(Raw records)
--
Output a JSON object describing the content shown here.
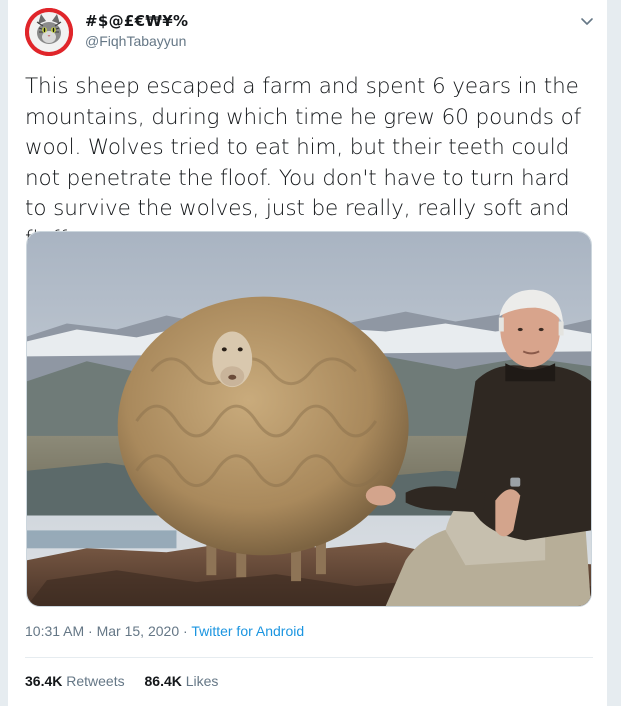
{
  "author": {
    "display_name": "#$@£€₩¥%",
    "handle": "@FiqhTabayyun"
  },
  "tweet": {
    "text": "This sheep escaped a farm and spent 6 years in the mountains, during which time he grew 60 pounds of wool. Wolves tried to eat him, but their teeth could not penetrate the floof. You don't have to turn hard to survive the wolves, just be really, really soft and fluffy."
  },
  "meta": {
    "time": "10:31 AM",
    "separator": " · ",
    "date": "Mar 15, 2020",
    "source": "Twitter for Android"
  },
  "stats": {
    "retweets_count": "36.4K",
    "retweets_label": "Retweets",
    "likes_count": "86.4K",
    "likes_label": "Likes"
  },
  "icons": {
    "menu": "chevron-down-icon",
    "avatar": "cat-avatar"
  },
  "colors": {
    "link": "#1b95e0",
    "secondary_text": "#657786",
    "avatar_bg": "#e0252a"
  }
}
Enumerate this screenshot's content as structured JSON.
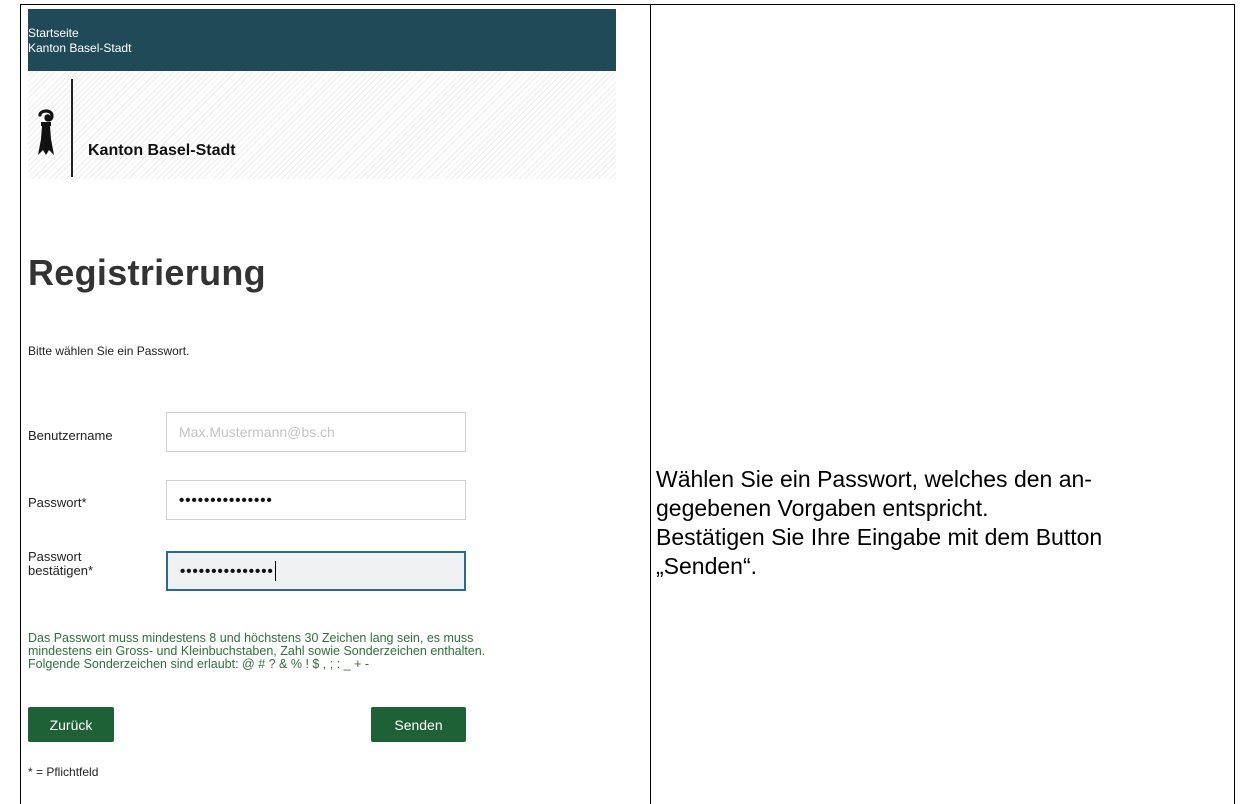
{
  "topbar": {
    "link_home": "Startseite",
    "link_canton": "Kanton Basel-Stadt"
  },
  "header": {
    "brand_name": "Kanton Basel-Stadt",
    "logo_icon": "baselstab-icon"
  },
  "form": {
    "title": "Registrierung",
    "intro": "Bitte wählen Sie ein Passwort.",
    "username_label": "Benutzername",
    "username_value": "Max.Mustermann@bs.ch",
    "password_label": "Passwort*",
    "password_value": "•••••••••••••••",
    "password_confirm_label_1": "Passwort",
    "password_confirm_label_2": "bestätigen*",
    "password_confirm_value": "•••••••••••••••",
    "hint_lines": [
      "Das Passwort muss mindestens 8 und höchstens 30 Zeichen lang sein, es muss",
      "mindestens ein Gross- und Kleinbuchstaben, Zahl sowie Sonderzeichen enthalten.",
      "Folgende Sonderzeichen sind erlaubt: @ # ? & % ! $ , ; : _ + -"
    ],
    "back_label": "Zurück",
    "send_label": "Senden",
    "required_note": "* = Pflichtfeld"
  },
  "instructions": {
    "lines": [
      "Wählen Sie ein Passwort, welches den an-",
      "gegebenen Vorgaben entspricht.",
      "Bestätigen Sie Ihre Eingabe mit dem Button",
      "„Senden“."
    ]
  },
  "colors": {
    "topbar": "#214a58",
    "button": "#1f6136",
    "hint_text": "#2f6f3c",
    "focus_border": "#2b6a90"
  }
}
--
## [Given exercise]
Each record above should be copied character for character, with pictures dropped.

## [Answer for this exercise]
Output a JSON object describing the content shown here.
{
  "author": {
    "display_name": "#$@£€₩¥%",
    "handle": "@FiqhTabayyun"
  },
  "tweet": {
    "text": "This sheep escaped a farm and spent 6 years in the mountains, during which time he grew 60 pounds of wool. Wolves tried to eat him, but their teeth could not penetrate the floof. You don't have to turn hard to survive the wolves, just be really, really soft and fluffy."
  },
  "meta": {
    "time": "10:31 AM",
    "separator": " · ",
    "date": "Mar 15, 2020",
    "source": "Twitter for Android"
  },
  "stats": {
    "retweets_count": "36.4K",
    "retweets_label": "Retweets",
    "likes_count": "86.4K",
    "likes_label": "Likes"
  },
  "icons": {
    "menu": "chevron-down-icon",
    "avatar": "cat-avatar"
  },
  "colors": {
    "link": "#1b95e0",
    "secondary_text": "#657786",
    "avatar_bg": "#e0252a"
  }
}
Enumerate this screenshot's content as structured JSON.
{
  "topbar": {
    "link_home": "Startseite",
    "link_canton": "Kanton Basel-Stadt"
  },
  "header": {
    "brand_name": "Kanton Basel-Stadt",
    "logo_icon": "baselstab-icon"
  },
  "form": {
    "title": "Registrierung",
    "intro": "Bitte wählen Sie ein Passwort.",
    "username_label": "Benutzername",
    "username_value": "Max.Mustermann@bs.ch",
    "password_label": "Passwort*",
    "password_value": "•••••••••••••••",
    "password_confirm_label_1": "Passwort",
    "password_confirm_label_2": "bestätigen*",
    "password_confirm_value": "•••••••••••••••",
    "hint_lines": [
      "Das Passwort muss mindestens 8 und höchstens 30 Zeichen lang sein, es muss",
      "mindestens ein Gross- und Kleinbuchstaben, Zahl sowie Sonderzeichen enthalten.",
      "Folgende Sonderzeichen sind erlaubt: @ # ? & % ! $ , ; : _ + -"
    ],
    "back_label": "Zurück",
    "send_label": "Senden",
    "required_note": "* = Pflichtfeld"
  },
  "instructions": {
    "lines": [
      "Wählen Sie ein Passwort, welches den an-",
      "gegebenen Vorgaben entspricht.",
      "Bestätigen Sie Ihre Eingabe mit dem Button",
      "„Senden“."
    ]
  },
  "colors": {
    "topbar": "#214a58",
    "button": "#1f6136",
    "hint_text": "#2f6f3c",
    "focus_border": "#2b6a90"
  }
}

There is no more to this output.